TO DO: Retype the lines below exactly as they appear, leaving out the pictures.

RECORD SET:

+--

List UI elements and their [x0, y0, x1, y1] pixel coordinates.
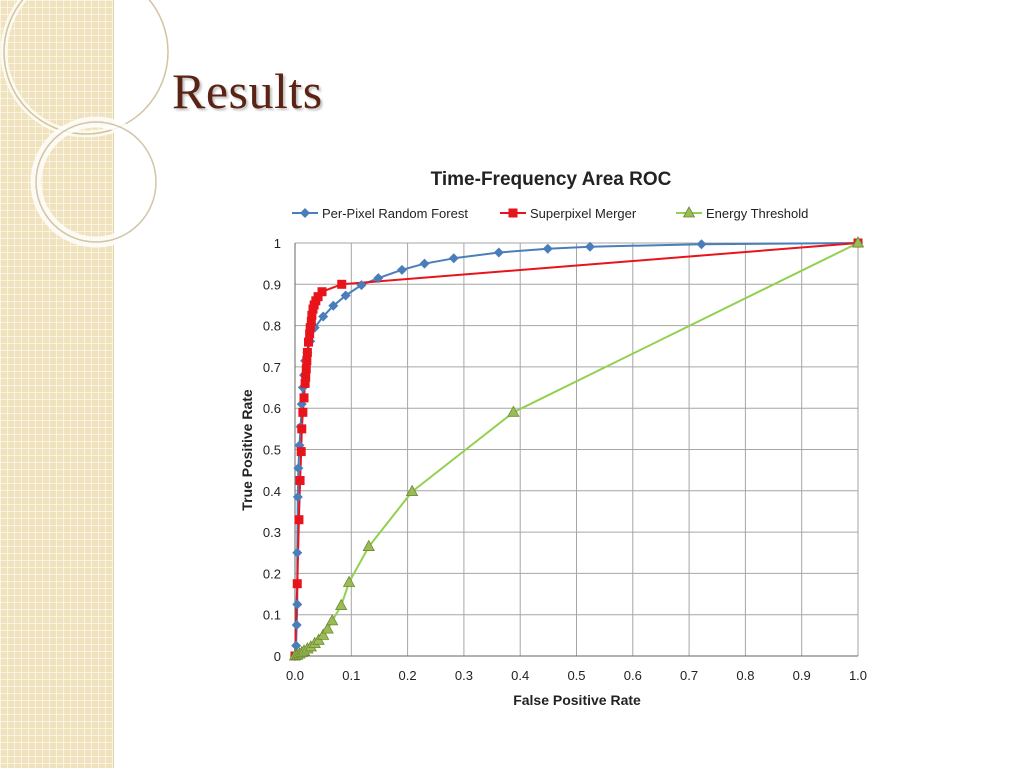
data-point-1: [305, 323, 315, 333]
data-point-0: [293, 463, 304, 474]
data-point-1: [305, 329, 315, 339]
legend-label: Superpixel Merger: [530, 206, 637, 221]
data-point-0: [493, 247, 504, 258]
y-tick-label: 0.6: [263, 401, 281, 416]
x-tick-label: 0.8: [736, 668, 754, 683]
data-point-1: [295, 475, 305, 485]
data-point-0: [696, 239, 707, 250]
data-point-1: [301, 364, 311, 374]
data-point-2: [321, 622, 334, 634]
data-point-1: [297, 424, 307, 434]
data-point-2: [325, 614, 339, 626]
y-axis-label: True Positive Rate: [239, 389, 255, 511]
data-point-0: [291, 640, 302, 651]
legend-marker: [682, 206, 696, 218]
data-point-0: [291, 620, 302, 631]
data-point-2: [316, 628, 330, 640]
y-tick-label: 1: [274, 236, 281, 251]
data-point-1: [298, 407, 308, 417]
x-tick-label: 0.5: [567, 668, 585, 683]
y-tick-label: 0: [274, 649, 281, 664]
data-point-1: [292, 579, 302, 589]
y-tick-label: 0.1: [263, 608, 281, 623]
data-point-0: [542, 243, 553, 254]
data-point-1: [307, 310, 317, 320]
y-tick-label: 0.9: [263, 277, 281, 292]
data-point-2: [342, 575, 356, 587]
data-point-1: [299, 393, 309, 403]
data-point-1: [302, 347, 312, 357]
y-tick-label: 0.8: [263, 319, 281, 334]
legend-marker: [508, 208, 518, 218]
data-point-0: [318, 311, 329, 322]
y-tick-label: 0.4: [263, 484, 281, 499]
x-tick-label: 0.0: [286, 668, 304, 683]
data-point-1: [317, 287, 327, 297]
data-point-1: [304, 337, 314, 347]
x-tick-label: 0.3: [455, 668, 473, 683]
data-point-1: [301, 372, 311, 382]
legend-label: Per-Pixel Random Forest: [322, 206, 468, 221]
x-tick-label: 1.0: [849, 668, 867, 683]
data-point-1: [313, 292, 323, 302]
legend-label: Energy Threshold: [706, 206, 808, 221]
legend-marker: [300, 208, 310, 218]
data-point-0: [356, 280, 367, 291]
data-point-1: [296, 447, 306, 457]
x-tick-label: 0.1: [342, 668, 360, 683]
y-tick-label: 0.2: [263, 566, 281, 581]
data-point-2: [851, 236, 865, 248]
data-point-2: [405, 484, 419, 497]
x-tick-label: 0.4: [511, 668, 529, 683]
data-point-0: [419, 258, 430, 269]
data-point-0: [585, 241, 596, 252]
data-point-0: [292, 547, 303, 558]
data-point-1: [294, 515, 304, 525]
y-tick-label: 0.7: [263, 360, 281, 375]
data-point-0: [373, 273, 384, 284]
slide-title: Results: [172, 63, 323, 119]
data-point-1: [306, 316, 316, 326]
data-point-0: [292, 599, 303, 610]
data-point-0: [328, 300, 339, 311]
y-tick-label: 0.3: [263, 525, 281, 540]
x-tick-label: 0.7: [680, 668, 698, 683]
data-point-1: [300, 378, 310, 388]
data-point-1: [337, 279, 347, 289]
chart-title: Time-Frequency Area ROC: [431, 169, 672, 190]
x-tick-label: 0.6: [624, 668, 642, 683]
data-point-0: [292, 491, 303, 502]
x-tick-label: 0.2: [399, 668, 417, 683]
decorative-rings: [0, 0, 172, 248]
data-point-0: [340, 290, 351, 301]
data-point-1: [302, 356, 312, 366]
x-tick-label: 0.9: [793, 668, 811, 683]
data-point-2: [362, 539, 375, 551]
data-point-0: [396, 264, 407, 275]
x-axis-label: False Positive Rate: [513, 692, 641, 708]
y-tick-label: 0.5: [263, 443, 281, 458]
data-point-0: [448, 253, 459, 264]
data-point-2: [334, 598, 348, 611]
data-point-2: [507, 405, 520, 417]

+--

TASK RESPONSE:
List UI elements and their [x0, y0, x1, y1] pixel coordinates.
data-point-1: [305, 323, 315, 333]
data-point-0: [293, 463, 304, 474]
data-point-1: [305, 329, 315, 339]
legend-label: Superpixel Merger: [530, 206, 637, 221]
data-point-0: [493, 247, 504, 258]
y-tick-label: 0.6: [263, 401, 281, 416]
x-tick-label: 0.8: [736, 668, 754, 683]
data-point-1: [295, 475, 305, 485]
data-point-0: [696, 239, 707, 250]
data-point-1: [301, 364, 311, 374]
data-point-2: [321, 622, 334, 634]
data-point-1: [297, 424, 307, 434]
data-point-2: [325, 614, 339, 626]
y-axis-label: True Positive Rate: [239, 389, 255, 511]
data-point-0: [291, 640, 302, 651]
legend-marker: [682, 206, 696, 218]
data-point-0: [291, 620, 302, 631]
data-point-2: [316, 628, 330, 640]
y-tick-label: 1: [274, 236, 281, 251]
data-point-1: [298, 407, 308, 417]
x-tick-label: 0.5: [567, 668, 585, 683]
y-tick-label: 0: [274, 649, 281, 664]
data-point-1: [292, 579, 302, 589]
y-tick-label: 0.1: [263, 608, 281, 623]
data-point-0: [542, 243, 553, 254]
data-point-1: [307, 310, 317, 320]
y-tick-label: 0.9: [263, 277, 281, 292]
data-point-2: [342, 575, 356, 587]
data-point-1: [299, 393, 309, 403]
data-point-1: [302, 347, 312, 357]
y-tick-label: 0.8: [263, 319, 281, 334]
legend-marker: [508, 208, 518, 218]
data-point-0: [318, 311, 329, 322]
y-tick-label: 0.4: [263, 484, 281, 499]
x-tick-label: 0.0: [286, 668, 304, 683]
data-point-1: [317, 287, 327, 297]
data-point-1: [304, 337, 314, 347]
x-tick-label: 0.3: [455, 668, 473, 683]
data-point-1: [301, 372, 311, 382]
legend-label: Per-Pixel Random Forest: [322, 206, 468, 221]
x-tick-label: 1.0: [849, 668, 867, 683]
data-point-1: [313, 292, 323, 302]
legend-label: Energy Threshold: [706, 206, 808, 221]
legend-marker: [300, 208, 310, 218]
data-point-0: [356, 280, 367, 291]
data-point-1: [296, 447, 306, 457]
x-tick-label: 0.1: [342, 668, 360, 683]
y-tick-label: 0.2: [263, 566, 281, 581]
data-point-2: [851, 236, 865, 248]
data-point-2: [405, 484, 419, 497]
x-tick-label: 0.4: [511, 668, 529, 683]
data-point-0: [419, 258, 430, 269]
data-point-0: [585, 241, 596, 252]
data-point-0: [292, 547, 303, 558]
data-point-1: [294, 515, 304, 525]
y-tick-label: 0.7: [263, 360, 281, 375]
data-point-0: [373, 273, 384, 284]
slide-title: Results: [172, 63, 323, 119]
data-point-1: [306, 316, 316, 326]
data-point-0: [292, 599, 303, 610]
data-point-0: [328, 300, 339, 311]
y-tick-label: 0.3: [263, 525, 281, 540]
x-tick-label: 0.7: [680, 668, 698, 683]
data-point-1: [300, 378, 310, 388]
data-point-1: [337, 279, 347, 289]
chart-title: Time-Frequency Area ROC: [431, 169, 672, 190]
x-tick-label: 0.6: [624, 668, 642, 683]
data-point-0: [292, 491, 303, 502]
x-tick-label: 0.2: [399, 668, 417, 683]
decorative-rings: [0, 0, 172, 248]
data-point-0: [340, 290, 351, 301]
data-point-1: [302, 356, 312, 366]
x-tick-label: 0.9: [793, 668, 811, 683]
data-point-2: [362, 539, 375, 551]
data-point-0: [396, 264, 407, 275]
x-axis-label: False Positive Rate: [513, 692, 641, 708]
y-tick-label: 0.5: [263, 443, 281, 458]
data-point-0: [448, 253, 459, 264]
data-point-2: [334, 598, 348, 611]
data-point-2: [507, 405, 520, 417]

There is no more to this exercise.